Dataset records
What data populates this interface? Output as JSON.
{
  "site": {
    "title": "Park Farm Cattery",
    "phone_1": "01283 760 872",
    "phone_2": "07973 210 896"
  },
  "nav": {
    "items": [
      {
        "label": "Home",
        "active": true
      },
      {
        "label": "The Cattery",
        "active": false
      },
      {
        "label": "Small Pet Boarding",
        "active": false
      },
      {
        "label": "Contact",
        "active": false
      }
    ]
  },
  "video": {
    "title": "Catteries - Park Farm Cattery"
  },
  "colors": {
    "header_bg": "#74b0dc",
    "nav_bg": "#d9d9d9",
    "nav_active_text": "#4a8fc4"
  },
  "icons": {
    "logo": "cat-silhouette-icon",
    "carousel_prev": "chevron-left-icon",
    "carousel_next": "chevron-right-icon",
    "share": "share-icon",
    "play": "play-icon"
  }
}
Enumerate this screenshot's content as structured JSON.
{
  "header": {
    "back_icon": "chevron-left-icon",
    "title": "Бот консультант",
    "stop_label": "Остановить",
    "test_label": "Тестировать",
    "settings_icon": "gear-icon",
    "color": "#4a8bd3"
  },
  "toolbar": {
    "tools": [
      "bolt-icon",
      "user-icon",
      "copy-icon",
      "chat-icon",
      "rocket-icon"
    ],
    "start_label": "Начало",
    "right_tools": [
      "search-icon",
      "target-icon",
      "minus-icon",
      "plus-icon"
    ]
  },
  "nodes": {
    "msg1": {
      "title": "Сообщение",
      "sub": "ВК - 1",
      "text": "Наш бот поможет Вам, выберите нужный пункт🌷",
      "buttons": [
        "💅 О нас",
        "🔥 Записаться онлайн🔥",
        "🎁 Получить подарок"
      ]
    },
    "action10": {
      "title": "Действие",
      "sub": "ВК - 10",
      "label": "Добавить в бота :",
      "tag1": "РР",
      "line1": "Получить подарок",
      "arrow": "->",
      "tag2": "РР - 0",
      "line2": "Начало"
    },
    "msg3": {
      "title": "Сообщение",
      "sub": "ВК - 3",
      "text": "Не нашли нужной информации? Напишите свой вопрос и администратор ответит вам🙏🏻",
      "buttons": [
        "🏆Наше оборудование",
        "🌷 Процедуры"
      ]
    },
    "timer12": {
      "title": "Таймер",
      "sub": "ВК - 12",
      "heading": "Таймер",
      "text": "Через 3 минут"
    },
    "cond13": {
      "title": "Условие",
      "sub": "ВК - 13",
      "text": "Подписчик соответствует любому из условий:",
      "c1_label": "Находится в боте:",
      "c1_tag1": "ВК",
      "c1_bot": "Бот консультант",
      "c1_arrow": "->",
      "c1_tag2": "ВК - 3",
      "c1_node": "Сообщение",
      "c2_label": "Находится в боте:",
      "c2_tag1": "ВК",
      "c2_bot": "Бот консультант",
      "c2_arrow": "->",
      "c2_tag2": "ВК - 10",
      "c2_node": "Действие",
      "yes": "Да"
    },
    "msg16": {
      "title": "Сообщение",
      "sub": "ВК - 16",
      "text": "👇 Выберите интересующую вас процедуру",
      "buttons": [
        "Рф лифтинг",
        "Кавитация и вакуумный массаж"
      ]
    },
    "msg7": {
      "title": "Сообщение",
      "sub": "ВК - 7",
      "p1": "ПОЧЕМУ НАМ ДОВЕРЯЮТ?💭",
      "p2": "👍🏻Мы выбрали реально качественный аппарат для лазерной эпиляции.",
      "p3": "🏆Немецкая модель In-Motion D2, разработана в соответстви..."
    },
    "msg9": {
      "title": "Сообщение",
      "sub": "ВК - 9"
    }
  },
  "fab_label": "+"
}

THE EXERCISE: Copy each line holding the word "Получить" from the listing above.

CORRECT RESULT:
        "🎁 Получить подарок"
      "line1": "Получить подарок",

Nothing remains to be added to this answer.